Reproduce the listing verbatim.

| TASK INPUTS |
···

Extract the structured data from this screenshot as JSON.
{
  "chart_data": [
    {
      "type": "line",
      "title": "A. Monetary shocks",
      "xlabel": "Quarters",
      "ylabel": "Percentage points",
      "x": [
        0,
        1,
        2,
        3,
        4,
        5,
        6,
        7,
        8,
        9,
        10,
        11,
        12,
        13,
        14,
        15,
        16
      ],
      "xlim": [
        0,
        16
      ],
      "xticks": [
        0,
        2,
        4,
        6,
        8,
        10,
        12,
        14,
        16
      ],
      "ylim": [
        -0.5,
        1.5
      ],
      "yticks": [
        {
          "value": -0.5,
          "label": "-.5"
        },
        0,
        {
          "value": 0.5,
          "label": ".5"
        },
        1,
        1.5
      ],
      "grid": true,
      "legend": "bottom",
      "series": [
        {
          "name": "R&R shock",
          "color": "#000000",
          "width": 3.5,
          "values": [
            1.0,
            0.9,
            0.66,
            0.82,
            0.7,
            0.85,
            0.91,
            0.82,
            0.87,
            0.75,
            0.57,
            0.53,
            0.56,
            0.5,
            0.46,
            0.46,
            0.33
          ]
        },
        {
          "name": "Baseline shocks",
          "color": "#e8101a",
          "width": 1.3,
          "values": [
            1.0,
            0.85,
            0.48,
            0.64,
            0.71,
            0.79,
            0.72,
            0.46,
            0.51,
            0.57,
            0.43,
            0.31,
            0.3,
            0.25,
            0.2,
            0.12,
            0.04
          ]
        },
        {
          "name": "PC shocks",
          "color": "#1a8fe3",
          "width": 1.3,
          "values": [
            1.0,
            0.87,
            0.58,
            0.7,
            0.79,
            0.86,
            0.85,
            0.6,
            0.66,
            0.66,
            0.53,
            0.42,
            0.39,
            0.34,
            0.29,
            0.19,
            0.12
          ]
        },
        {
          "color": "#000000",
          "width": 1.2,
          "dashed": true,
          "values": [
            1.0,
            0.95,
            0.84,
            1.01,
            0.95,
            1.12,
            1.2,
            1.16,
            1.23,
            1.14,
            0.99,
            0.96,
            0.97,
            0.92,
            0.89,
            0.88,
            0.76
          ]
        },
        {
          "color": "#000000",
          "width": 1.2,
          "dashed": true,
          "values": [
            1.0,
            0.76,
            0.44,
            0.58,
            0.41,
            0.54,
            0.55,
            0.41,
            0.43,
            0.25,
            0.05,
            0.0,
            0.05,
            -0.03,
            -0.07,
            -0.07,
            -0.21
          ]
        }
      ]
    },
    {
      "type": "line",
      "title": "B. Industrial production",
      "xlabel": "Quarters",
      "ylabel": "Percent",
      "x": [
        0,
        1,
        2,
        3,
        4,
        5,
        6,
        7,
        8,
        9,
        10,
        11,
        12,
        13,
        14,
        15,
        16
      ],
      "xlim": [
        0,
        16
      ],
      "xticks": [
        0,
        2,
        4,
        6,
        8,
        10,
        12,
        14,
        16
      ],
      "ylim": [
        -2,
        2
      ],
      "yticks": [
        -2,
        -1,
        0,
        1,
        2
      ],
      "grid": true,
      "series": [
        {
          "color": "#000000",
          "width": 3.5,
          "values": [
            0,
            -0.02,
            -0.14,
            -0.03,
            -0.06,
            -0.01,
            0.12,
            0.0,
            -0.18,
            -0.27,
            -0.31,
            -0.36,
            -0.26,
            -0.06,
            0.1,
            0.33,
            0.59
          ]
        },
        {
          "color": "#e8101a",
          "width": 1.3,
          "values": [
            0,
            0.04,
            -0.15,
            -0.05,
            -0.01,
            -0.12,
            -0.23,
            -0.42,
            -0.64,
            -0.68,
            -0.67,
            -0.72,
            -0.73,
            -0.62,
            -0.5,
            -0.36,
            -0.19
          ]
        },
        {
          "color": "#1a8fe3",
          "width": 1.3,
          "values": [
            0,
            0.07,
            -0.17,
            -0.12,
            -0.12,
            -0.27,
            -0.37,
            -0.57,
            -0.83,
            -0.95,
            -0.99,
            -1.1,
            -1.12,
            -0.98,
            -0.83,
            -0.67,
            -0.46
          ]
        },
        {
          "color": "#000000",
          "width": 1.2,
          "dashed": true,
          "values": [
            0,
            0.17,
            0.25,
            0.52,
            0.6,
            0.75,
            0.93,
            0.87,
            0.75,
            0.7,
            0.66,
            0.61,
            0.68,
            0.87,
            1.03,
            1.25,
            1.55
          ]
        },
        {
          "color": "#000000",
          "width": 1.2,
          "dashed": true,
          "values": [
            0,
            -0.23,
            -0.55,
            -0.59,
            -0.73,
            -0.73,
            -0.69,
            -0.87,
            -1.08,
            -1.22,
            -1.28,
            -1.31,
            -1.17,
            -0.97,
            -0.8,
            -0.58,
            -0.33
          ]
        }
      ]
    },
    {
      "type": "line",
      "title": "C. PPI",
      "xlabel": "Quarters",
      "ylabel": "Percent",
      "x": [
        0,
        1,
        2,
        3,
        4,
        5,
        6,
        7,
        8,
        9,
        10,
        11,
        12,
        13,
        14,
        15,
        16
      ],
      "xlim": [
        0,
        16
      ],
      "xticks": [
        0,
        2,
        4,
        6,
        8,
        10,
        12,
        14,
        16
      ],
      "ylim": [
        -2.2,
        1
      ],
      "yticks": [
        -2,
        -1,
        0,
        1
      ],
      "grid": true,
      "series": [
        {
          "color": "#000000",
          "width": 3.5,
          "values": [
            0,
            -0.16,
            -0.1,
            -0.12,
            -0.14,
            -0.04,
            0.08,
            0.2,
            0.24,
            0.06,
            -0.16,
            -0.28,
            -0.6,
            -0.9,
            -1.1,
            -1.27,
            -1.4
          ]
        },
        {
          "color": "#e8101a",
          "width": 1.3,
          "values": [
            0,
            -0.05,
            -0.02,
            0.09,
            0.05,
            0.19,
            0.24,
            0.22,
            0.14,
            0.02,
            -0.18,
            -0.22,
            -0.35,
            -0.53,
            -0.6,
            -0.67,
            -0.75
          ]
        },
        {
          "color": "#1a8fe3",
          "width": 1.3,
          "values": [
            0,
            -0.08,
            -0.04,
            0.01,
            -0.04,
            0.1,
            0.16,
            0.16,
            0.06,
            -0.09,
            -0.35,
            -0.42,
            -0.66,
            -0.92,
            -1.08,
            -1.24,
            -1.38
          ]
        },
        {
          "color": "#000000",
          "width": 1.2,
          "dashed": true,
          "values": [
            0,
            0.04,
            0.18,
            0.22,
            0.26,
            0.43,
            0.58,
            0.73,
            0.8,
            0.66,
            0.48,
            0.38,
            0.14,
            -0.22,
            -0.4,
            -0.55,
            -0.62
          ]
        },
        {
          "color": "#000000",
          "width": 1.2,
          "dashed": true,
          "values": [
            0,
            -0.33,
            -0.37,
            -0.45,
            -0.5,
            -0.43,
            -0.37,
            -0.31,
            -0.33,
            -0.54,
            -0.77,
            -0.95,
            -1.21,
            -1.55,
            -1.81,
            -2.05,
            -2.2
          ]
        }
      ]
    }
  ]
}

···

| TASK ANSWER |
Extract the structured data from this screenshot as JSON.
{
  "chart_data": [
    {
      "type": "line",
      "title": "A. Monetary shocks",
      "xlabel": "Quarters",
      "ylabel": "Percentage points",
      "x": [
        0,
        1,
        2,
        3,
        4,
        5,
        6,
        7,
        8,
        9,
        10,
        11,
        12,
        13,
        14,
        15,
        16
      ],
      "xlim": [
        0,
        16
      ],
      "xticks": [
        0,
        2,
        4,
        6,
        8,
        10,
        12,
        14,
        16
      ],
      "ylim": [
        -0.5,
        1.5
      ],
      "yticks": [
        {
          "value": -0.5,
          "label": "-.5"
        },
        0,
        {
          "value": 0.5,
          "label": ".5"
        },
        1,
        1.5
      ],
      "grid": true,
      "legend": "bottom",
      "series": [
        {
          "name": "R&R shock",
          "color": "#000000",
          "width": 3.5,
          "values": [
            1.0,
            0.9,
            0.66,
            0.82,
            0.7,
            0.85,
            0.91,
            0.82,
            0.87,
            0.75,
            0.57,
            0.53,
            0.56,
            0.5,
            0.46,
            0.46,
            0.33
          ]
        },
        {
          "name": "Baseline shocks",
          "color": "#e8101a",
          "width": 1.3,
          "values": [
            1.0,
            0.85,
            0.48,
            0.64,
            0.71,
            0.79,
            0.72,
            0.46,
            0.51,
            0.57,
            0.43,
            0.31,
            0.3,
            0.25,
            0.2,
            0.12,
            0.04
          ]
        },
        {
          "name": "PC shocks",
          "color": "#1a8fe3",
          "width": 1.3,
          "values": [
            1.0,
            0.87,
            0.58,
            0.7,
            0.79,
            0.86,
            0.85,
            0.6,
            0.66,
            0.66,
            0.53,
            0.42,
            0.39,
            0.34,
            0.29,
            0.19,
            0.12
          ]
        },
        {
          "color": "#000000",
          "width": 1.2,
          "dashed": true,
          "values": [
            1.0,
            0.95,
            0.84,
            1.01,
            0.95,
            1.12,
            1.2,
            1.16,
            1.23,
            1.14,
            0.99,
            0.96,
            0.97,
            0.92,
            0.89,
            0.88,
            0.76
          ]
        },
        {
          "color": "#000000",
          "width": 1.2,
          "dashed": true,
          "values": [
            1.0,
            0.76,
            0.44,
            0.58,
            0.41,
            0.54,
            0.55,
            0.41,
            0.43,
            0.25,
            0.05,
            0.0,
            0.05,
            -0.03,
            -0.07,
            -0.07,
            -0.21
          ]
        }
      ]
    },
    {
      "type": "line",
      "title": "B. Industrial production",
      "xlabel": "Quarters",
      "ylabel": "Percent",
      "x": [
        0,
        1,
        2,
        3,
        4,
        5,
        6,
        7,
        8,
        9,
        10,
        11,
        12,
        13,
        14,
        15,
        16
      ],
      "xlim": [
        0,
        16
      ],
      "xticks": [
        0,
        2,
        4,
        6,
        8,
        10,
        12,
        14,
        16
      ],
      "ylim": [
        -2,
        2
      ],
      "yticks": [
        -2,
        -1,
        0,
        1,
        2
      ],
      "grid": true,
      "series": [
        {
          "color": "#000000",
          "width": 3.5,
          "values": [
            0,
            -0.02,
            -0.14,
            -0.03,
            -0.06,
            -0.01,
            0.12,
            0.0,
            -0.18,
            -0.27,
            -0.31,
            -0.36,
            -0.26,
            -0.06,
            0.1,
            0.33,
            0.59
          ]
        },
        {
          "color": "#e8101a",
          "width": 1.3,
          "values": [
            0,
            0.04,
            -0.15,
            -0.05,
            -0.01,
            -0.12,
            -0.23,
            -0.42,
            -0.64,
            -0.68,
            -0.67,
            -0.72,
            -0.73,
            -0.62,
            -0.5,
            -0.36,
            -0.19
          ]
        },
        {
          "color": "#1a8fe3",
          "width": 1.3,
          "values": [
            0,
            0.07,
            -0.17,
            -0.12,
            -0.12,
            -0.27,
            -0.37,
            -0.57,
            -0.83,
            -0.95,
            -0.99,
            -1.1,
            -1.12,
            -0.98,
            -0.83,
            -0.67,
            -0.46
          ]
        },
        {
          "color": "#000000",
          "width": 1.2,
          "dashed": true,
          "values": [
            0,
            0.17,
            0.25,
            0.52,
            0.6,
            0.75,
            0.93,
            0.87,
            0.75,
            0.7,
            0.66,
            0.61,
            0.68,
            0.87,
            1.03,
            1.25,
            1.55
          ]
        },
        {
          "color": "#000000",
          "width": 1.2,
          "dashed": true,
          "values": [
            0,
            -0.23,
            -0.55,
            -0.59,
            -0.73,
            -0.73,
            -0.69,
            -0.87,
            -1.08,
            -1.22,
            -1.28,
            -1.31,
            -1.17,
            -0.97,
            -0.8,
            -0.58,
            -0.33
          ]
        }
      ]
    },
    {
      "type": "line",
      "title": "C. PPI",
      "xlabel": "Quarters",
      "ylabel": "Percent",
      "x": [
        0,
        1,
        2,
        3,
        4,
        5,
        6,
        7,
        8,
        9,
        10,
        11,
        12,
        13,
        14,
        15,
        16
      ],
      "xlim": [
        0,
        16
      ],
      "xticks": [
        0,
        2,
        4,
        6,
        8,
        10,
        12,
        14,
        16
      ],
      "ylim": [
        -2.2,
        1
      ],
      "yticks": [
        -2,
        -1,
        0,
        1
      ],
      "grid": true,
      "series": [
        {
          "color": "#000000",
          "width": 3.5,
          "values": [
            0,
            -0.16,
            -0.1,
            -0.12,
            -0.14,
            -0.04,
            0.08,
            0.2,
            0.24,
            0.06,
            -0.16,
            -0.28,
            -0.6,
            -0.9,
            -1.1,
            -1.27,
            -1.4
          ]
        },
        {
          "color": "#e8101a",
          "width": 1.3,
          "values": [
            0,
            -0.05,
            -0.02,
            0.09,
            0.05,
            0.19,
            0.24,
            0.22,
            0.14,
            0.02,
            -0.18,
            -0.22,
            -0.35,
            -0.53,
            -0.6,
            -0.67,
            -0.75
          ]
        },
        {
          "color": "#1a8fe3",
          "width": 1.3,
          "values": [
            0,
            -0.08,
            -0.04,
            0.01,
            -0.04,
            0.1,
            0.16,
            0.16,
            0.06,
            -0.09,
            -0.35,
            -0.42,
            -0.66,
            -0.92,
            -1.08,
            -1.24,
            -1.38
          ]
        },
        {
          "color": "#000000",
          "width": 1.2,
          "dashed": true,
          "values": [
            0,
            0.04,
            0.18,
            0.22,
            0.26,
            0.43,
            0.58,
            0.73,
            0.8,
            0.66,
            0.48,
            0.38,
            0.14,
            -0.22,
            -0.4,
            -0.55,
            -0.62
          ]
        },
        {
          "color": "#000000",
          "width": 1.2,
          "dashed": true,
          "values": [
            0,
            -0.33,
            -0.37,
            -0.45,
            -0.5,
            -0.43,
            -0.37,
            -0.31,
            -0.33,
            -0.54,
            -0.77,
            -0.95,
            -1.21,
            -1.55,
            -1.81,
            -2.05,
            -2.2
          ]
        }
      ]
    }
  ]
}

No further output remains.